#### Extrait à lire
---*---
Syrie Rojava • Poutine, la carte du maître #4

samedi 26 octobre 2019, par janek.

Dans ce jeu de dupes en Syrie, où chacun est autour de la table en compétition pour le titre de Judas, Poutine aura distribué les cartes pour la gagne.

Depuis le début, la Russie oeuvre en droite ligne dans l’esprit du processus d’Astana, qu’elle a imposé en mai 2017, après quatre rounds de négociations entre l’Iran, la Turquie et elle-même. Ce processus inscrivait sur le terrain la maîtrise des rapports de forces militaires, et la mise à l’écart de fait de la dite “coalition”, incapable de propositions ou de volonté de propositions. En ce sens, l’appartenance non contestée à l’OTAN de la Turquie, et sa présence dans le processus, valait acquiescement pour les autres membres de l’OTAN. Rappelons que le Conseil de Sécurité de l’ONU avait aussi, en 2016, applaudi l’accord russo-turc, prélude à Astana. Une certaine gauche en Europe avait applaudi.
---*---
#### Données fournies
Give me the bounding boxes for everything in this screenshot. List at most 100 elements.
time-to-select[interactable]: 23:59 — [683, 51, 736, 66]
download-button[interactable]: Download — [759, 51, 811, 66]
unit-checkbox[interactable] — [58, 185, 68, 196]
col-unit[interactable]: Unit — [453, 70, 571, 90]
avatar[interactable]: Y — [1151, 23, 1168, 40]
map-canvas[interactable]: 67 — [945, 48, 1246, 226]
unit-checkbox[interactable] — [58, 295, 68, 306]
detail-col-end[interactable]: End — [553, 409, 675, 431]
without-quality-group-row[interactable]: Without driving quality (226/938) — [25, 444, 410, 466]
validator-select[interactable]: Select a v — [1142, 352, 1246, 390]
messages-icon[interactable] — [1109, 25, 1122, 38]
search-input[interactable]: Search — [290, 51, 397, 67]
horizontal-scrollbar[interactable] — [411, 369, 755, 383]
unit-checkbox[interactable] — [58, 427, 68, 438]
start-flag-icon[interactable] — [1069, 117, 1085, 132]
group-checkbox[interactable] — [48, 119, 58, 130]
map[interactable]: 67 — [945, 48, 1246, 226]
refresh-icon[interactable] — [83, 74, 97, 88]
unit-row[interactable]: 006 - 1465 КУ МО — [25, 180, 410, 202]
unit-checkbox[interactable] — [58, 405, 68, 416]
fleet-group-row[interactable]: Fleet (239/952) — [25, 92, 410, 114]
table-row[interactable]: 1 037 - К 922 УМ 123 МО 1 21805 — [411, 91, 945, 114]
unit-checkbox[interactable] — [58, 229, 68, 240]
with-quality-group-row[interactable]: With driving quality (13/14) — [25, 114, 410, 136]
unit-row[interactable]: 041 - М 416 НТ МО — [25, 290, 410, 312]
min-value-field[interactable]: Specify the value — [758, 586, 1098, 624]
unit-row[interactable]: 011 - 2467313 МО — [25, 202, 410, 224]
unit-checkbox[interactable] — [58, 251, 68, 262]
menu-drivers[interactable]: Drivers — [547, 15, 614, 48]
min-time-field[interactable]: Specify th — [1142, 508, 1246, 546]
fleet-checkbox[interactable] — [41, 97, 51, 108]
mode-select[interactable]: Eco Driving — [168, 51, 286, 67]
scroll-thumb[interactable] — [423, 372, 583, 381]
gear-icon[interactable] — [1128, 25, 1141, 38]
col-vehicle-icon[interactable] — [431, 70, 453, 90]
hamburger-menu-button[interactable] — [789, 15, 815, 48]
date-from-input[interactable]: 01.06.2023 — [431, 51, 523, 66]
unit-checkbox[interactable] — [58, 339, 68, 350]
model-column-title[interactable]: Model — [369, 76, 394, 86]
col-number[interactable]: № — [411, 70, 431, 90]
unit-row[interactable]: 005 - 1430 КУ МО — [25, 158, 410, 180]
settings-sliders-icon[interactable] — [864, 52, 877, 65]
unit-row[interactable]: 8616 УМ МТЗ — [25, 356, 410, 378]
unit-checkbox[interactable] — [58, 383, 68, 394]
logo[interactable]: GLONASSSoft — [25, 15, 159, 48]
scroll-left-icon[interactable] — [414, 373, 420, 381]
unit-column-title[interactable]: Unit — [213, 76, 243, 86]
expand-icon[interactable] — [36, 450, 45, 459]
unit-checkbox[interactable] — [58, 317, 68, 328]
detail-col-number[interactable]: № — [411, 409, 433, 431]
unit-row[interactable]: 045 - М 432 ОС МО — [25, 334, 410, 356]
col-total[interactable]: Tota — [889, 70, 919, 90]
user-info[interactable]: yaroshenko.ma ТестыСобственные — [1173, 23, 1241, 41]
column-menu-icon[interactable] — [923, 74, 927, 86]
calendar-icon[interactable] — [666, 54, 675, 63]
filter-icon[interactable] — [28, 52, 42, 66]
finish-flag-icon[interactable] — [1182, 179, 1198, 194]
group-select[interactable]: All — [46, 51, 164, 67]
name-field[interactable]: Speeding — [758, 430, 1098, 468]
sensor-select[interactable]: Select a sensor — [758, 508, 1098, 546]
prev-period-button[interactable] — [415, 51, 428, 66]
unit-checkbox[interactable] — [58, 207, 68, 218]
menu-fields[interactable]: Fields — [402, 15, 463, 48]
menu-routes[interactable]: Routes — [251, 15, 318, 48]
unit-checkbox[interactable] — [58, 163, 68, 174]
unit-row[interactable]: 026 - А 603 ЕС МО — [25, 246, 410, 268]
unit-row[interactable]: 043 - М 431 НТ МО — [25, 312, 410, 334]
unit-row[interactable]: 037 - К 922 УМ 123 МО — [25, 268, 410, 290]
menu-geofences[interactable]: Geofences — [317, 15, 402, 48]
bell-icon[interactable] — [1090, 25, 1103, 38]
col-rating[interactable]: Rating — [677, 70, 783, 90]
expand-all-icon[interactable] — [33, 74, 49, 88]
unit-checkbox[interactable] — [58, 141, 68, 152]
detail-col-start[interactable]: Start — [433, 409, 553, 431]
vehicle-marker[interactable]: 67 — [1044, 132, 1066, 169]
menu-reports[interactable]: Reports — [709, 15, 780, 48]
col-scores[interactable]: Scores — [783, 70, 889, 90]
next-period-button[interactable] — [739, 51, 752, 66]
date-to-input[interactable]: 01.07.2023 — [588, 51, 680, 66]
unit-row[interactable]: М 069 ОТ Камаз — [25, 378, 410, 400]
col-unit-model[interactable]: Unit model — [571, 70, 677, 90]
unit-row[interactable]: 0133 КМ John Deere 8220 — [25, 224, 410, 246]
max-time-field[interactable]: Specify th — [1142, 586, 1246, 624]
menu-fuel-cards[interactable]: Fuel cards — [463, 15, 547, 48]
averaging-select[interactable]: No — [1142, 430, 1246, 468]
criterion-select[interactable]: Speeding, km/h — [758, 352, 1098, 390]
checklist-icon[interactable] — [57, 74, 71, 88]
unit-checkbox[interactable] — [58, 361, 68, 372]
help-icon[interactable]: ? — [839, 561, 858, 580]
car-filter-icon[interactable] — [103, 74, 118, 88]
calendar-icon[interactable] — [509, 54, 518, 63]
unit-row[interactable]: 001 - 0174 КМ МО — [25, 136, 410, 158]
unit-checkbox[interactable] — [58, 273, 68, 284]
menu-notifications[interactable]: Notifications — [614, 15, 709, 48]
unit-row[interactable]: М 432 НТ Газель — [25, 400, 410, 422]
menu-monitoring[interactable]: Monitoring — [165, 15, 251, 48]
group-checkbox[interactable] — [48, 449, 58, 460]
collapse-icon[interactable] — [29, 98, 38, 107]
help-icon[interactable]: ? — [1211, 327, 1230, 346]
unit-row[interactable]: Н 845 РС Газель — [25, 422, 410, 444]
---*---
#### Liste des consignes
• 1. Indiquez si chacune des affirmations suivantes concorde avec l’extrait sur la Syrie et le processus d’Astana, en répondant par oui ou par non et en citant les mots du texte qui tranchent. (a) La Russie a imposé le processus d’Astana en mai 2017. (b) La coalition a occupé une place centrale dans ce processus. (c) En 2016, le Conseil de sécurité de l’ONU a salué l’accord russo-turc.
• 2. Poursuivez l’article sur la Syrie et le processus d’Astana à la suite de sa dernière phrase.

#### Corrigé des consignes
• 1.
(a) Oui : « qu’elle a imposé en mai 2017 ».
(b) Non : « la mise à l’écart de fait de la dite “coalition” ».
(c) Oui : « le Conseil de Sécurité de l’ONU avait aussi, en 2016, applaudi l’accord russo-turc ».

• 2.
En 2017 également, les Pays européens, pressés d’en finir militairement avec Daech, grâce au sacrifice de près de 11 000 combattantEs kurdes, ont commencé, après Raqqa, puis les derniers combats en mars 2019, à s’empêtrer avec le rapatriement impossible de leurs ressortissants djihadistes et leurs familles. Tous étaient en porte à faux vis-à-vis de leurs opinions publiques. L’annonce du retrait américain dans ce cadre, il y a presque un an, fut interprété comme une annonce de politique intérieure.

En réalité, il avait déjà pesé comme une menace au dessus du projet du Rojava, et avait contraint à ouverture de début de négociations entre les autorités démocratiques du Rojava et le régime syrien, ce à quoi poussait la diplomatie russe depuis plus de trois ans. Ces “négociations” avaient déjà un caractère contraint.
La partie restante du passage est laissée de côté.